==== Dataset records

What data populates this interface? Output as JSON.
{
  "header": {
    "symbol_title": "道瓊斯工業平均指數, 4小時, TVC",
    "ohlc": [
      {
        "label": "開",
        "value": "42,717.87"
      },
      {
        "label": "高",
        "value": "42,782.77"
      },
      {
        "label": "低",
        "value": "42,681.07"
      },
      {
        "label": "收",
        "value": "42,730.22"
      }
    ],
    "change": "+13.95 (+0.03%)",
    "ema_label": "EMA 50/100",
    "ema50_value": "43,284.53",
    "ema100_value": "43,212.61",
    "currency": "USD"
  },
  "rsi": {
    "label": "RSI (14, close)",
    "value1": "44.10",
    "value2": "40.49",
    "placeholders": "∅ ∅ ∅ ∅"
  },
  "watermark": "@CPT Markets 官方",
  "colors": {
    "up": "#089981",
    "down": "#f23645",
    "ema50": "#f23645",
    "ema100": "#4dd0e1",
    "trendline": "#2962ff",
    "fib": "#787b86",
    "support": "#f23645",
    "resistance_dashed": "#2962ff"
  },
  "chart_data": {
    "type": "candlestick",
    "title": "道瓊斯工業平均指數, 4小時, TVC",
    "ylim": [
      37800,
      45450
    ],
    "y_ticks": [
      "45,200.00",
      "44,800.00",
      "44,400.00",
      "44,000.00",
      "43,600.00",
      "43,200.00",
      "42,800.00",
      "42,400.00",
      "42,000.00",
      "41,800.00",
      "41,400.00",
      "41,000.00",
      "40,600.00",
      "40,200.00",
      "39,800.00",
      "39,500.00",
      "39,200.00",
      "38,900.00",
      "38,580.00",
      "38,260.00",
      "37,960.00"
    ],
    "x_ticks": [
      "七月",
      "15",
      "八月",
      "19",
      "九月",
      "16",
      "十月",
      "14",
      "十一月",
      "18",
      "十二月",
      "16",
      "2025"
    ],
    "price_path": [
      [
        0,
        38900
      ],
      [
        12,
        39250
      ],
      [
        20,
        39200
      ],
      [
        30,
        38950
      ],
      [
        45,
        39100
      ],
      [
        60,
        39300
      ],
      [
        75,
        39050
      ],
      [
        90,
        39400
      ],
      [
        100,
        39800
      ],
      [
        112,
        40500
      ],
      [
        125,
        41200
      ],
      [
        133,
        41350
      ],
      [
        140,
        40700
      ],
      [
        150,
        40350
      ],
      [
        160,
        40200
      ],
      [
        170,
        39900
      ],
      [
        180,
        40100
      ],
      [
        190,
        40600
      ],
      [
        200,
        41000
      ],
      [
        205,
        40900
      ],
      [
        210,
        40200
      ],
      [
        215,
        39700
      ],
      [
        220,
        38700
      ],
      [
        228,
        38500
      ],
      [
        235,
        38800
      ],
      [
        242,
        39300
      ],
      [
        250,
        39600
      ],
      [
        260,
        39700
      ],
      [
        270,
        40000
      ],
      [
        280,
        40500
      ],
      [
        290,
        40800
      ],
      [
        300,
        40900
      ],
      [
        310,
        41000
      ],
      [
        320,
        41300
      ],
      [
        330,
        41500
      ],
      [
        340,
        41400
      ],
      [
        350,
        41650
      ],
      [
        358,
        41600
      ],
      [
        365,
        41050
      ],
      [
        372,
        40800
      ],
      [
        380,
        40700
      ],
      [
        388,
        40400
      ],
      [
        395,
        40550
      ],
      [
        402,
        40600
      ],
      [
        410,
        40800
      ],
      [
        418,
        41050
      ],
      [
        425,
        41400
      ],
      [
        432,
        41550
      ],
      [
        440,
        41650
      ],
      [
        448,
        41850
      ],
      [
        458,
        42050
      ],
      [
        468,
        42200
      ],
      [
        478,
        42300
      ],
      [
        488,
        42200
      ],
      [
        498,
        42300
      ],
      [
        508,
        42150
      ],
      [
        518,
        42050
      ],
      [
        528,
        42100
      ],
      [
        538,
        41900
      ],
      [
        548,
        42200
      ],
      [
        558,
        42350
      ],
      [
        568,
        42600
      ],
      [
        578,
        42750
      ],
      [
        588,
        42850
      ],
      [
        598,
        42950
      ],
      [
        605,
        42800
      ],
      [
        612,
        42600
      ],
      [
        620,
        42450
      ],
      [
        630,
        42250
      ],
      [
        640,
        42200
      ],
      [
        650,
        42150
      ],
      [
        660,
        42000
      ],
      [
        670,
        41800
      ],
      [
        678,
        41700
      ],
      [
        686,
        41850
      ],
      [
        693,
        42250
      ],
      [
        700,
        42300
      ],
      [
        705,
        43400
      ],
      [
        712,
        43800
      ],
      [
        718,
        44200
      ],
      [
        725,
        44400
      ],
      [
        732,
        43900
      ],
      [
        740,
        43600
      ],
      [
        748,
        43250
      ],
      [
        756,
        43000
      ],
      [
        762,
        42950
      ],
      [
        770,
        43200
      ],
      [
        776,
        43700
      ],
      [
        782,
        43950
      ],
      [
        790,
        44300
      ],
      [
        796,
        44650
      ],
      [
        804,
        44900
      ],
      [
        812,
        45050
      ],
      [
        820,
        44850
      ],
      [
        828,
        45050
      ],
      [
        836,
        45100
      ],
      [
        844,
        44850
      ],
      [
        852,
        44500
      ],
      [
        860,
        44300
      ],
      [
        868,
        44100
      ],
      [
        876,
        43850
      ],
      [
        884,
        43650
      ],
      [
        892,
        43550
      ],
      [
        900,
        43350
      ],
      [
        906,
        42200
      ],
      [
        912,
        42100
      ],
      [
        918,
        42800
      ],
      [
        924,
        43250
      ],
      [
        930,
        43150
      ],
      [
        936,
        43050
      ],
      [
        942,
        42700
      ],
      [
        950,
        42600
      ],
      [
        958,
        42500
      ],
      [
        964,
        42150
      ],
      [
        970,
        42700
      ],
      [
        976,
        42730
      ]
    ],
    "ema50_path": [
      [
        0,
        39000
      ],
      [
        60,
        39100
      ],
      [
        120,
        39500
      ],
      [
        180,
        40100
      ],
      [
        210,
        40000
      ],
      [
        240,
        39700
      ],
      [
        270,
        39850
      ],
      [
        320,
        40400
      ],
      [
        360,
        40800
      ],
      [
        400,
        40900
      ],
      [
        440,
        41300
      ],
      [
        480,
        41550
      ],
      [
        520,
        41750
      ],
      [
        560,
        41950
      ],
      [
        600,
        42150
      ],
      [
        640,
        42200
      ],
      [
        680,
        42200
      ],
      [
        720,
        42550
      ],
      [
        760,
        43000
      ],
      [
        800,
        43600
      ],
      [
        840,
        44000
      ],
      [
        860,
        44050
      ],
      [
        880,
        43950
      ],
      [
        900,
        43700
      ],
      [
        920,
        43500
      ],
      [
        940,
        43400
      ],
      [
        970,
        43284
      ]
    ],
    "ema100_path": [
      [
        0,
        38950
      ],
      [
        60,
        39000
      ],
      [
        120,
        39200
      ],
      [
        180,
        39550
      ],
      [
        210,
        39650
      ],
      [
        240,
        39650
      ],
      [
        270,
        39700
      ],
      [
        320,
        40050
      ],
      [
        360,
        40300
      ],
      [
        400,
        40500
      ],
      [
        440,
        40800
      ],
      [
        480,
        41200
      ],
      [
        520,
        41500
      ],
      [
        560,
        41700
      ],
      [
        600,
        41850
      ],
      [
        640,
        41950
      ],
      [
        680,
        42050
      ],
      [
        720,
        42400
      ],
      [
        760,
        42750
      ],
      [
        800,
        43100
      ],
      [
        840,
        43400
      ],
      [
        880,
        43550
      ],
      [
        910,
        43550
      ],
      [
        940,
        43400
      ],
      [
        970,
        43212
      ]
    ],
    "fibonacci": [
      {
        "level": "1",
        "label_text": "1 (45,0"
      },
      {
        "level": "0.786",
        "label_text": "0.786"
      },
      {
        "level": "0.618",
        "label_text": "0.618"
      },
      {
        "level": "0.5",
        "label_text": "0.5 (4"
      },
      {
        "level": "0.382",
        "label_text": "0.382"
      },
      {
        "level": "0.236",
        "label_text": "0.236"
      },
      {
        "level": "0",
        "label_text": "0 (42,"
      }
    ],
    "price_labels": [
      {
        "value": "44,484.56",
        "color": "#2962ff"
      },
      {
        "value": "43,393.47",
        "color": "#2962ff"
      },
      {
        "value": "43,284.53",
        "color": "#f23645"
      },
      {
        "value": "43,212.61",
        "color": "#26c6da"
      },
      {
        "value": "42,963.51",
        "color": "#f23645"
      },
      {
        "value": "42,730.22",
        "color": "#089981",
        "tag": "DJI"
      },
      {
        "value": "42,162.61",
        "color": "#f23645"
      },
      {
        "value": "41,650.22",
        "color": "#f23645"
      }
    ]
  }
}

========

● Objective: Each line containing "道瓊斯工業平均指數" counts once; state the total number of such lines and nothing else.

● Expected answer: 2